[START OF Text passage]

Not all P2P networks are created equal. We can categorize them by how peers find each other:
Unstructured P2P (e.g., early Gnutella): Peers connect randomly with no predetermined topology. Finding a file requires “flooding” the network with queries — every peer asks its neighbors, who ask their neighbors. This works but is wildly inefficient at scale.
Structured P2P (e.g., BitTorrent with DHT): Peers are organized into a predictable topology using a Distributed Hash Table (DHT). Data is stored and retrieved using a consistent hashing scheme, making lookups $O(\log N)$ efficient.
The most influential structured P2P algorithm is Kademlia, developed in 2002 by Petar Maymounkov and David Mazières. It powers the BitTorrent DHT, IPFS, and the Ethereum discovery protocol.
The core insight of Kademlia is elegant: assign every node and every piece of data a unique 160-bit ID. The “distance” between two IDs is not geographic — it is the XOR of their binary values. This XOR distance has magical mathematical properties: it is symmetric (distance(A, B) = distance(B, A)) and satisfies the triangle inequality.
Node IDs on a logical "keyspace" ring:
0000 1111
├──────────────────────────┤
│ │
● Node A (ID: 0010) │
│ │ │
│ │ XOR distance │
│ ▼ │
● Node B (ID: 0110) │
│ │
● Node C (ID: 1100) ● Node D (ID: 1110)
Each node maintains a routing table called a k-bucket. When Node A wants to find who owns a key, it asks the k nodes in its routing table that are closest (by XOR) to that key. Those nodes point to even closer nodes, converging on the answer in $O(\log N)$ hops.
Here is a simplified Python simulation of how a DHT node would store and look up a key:
import hashlib
def kademlia_id(value: str) -> int:
"""Generate a 160-bit node/key ID using SHA-1."""
return int(hashlib.sha1(value.encode()).hexdigest(), 16)
def xor_distance(id_a: int, id_b: int) -> int:
"""Kademlia's XOR metric as a distance function."""
return id_a ^ id_b
class DHTNode:
def __init__(self, node_id: str):
self.node_id = kademlia_id(node_id)
self.storage: dict[int, str] = {} # key -> value
self.k_buckets: list[tuple[int, "DHTNode"]] = [] # (id, peer)
def store(self, key: str, value: str):
hashed_key = kademlia_id(key)
self.storage[hashed_key] = value
print(f"Stored '{key}' with hash {hex(hashed_key)[:10]}...")
def find(self, key: str) -> str | None:
hashed_key = kademlia_id(key)
return self.storage.get(hashed_key)

[END OF Text passage]

Could you rewrite the Kademlia passage from "def xor_distance(id_a: int, id_b: int)" to "self.node_id = kademlia_id(node_id)", changing "xor_distance" to "xor_metric"?

[START OF Supplied information]

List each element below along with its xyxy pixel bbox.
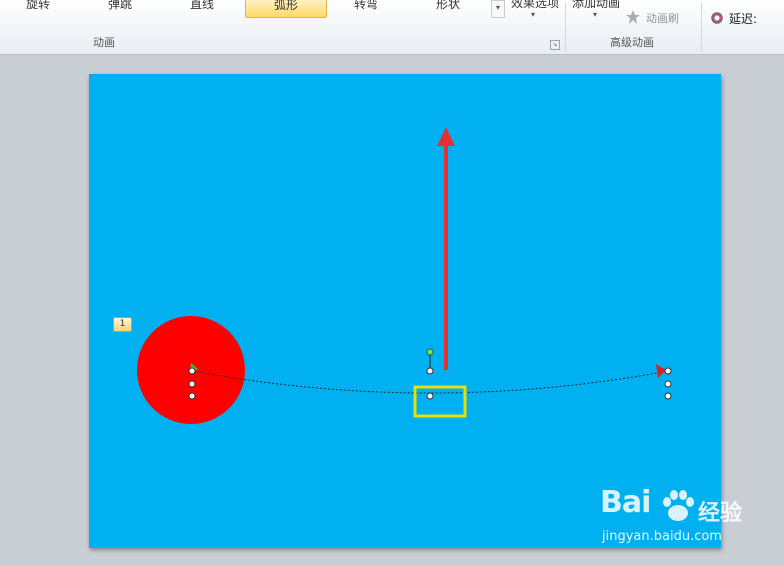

[END OF Supplied information]

- [Result below]
def xor_metric(id_a: int, id_b: int) -> int:
"""Kademlia's XOR metric as a distance function."""
return id_a ^ id_b
class DHTNode:
def __init__(self, node_id: str):
self.node_id = kademlia_id(node_id)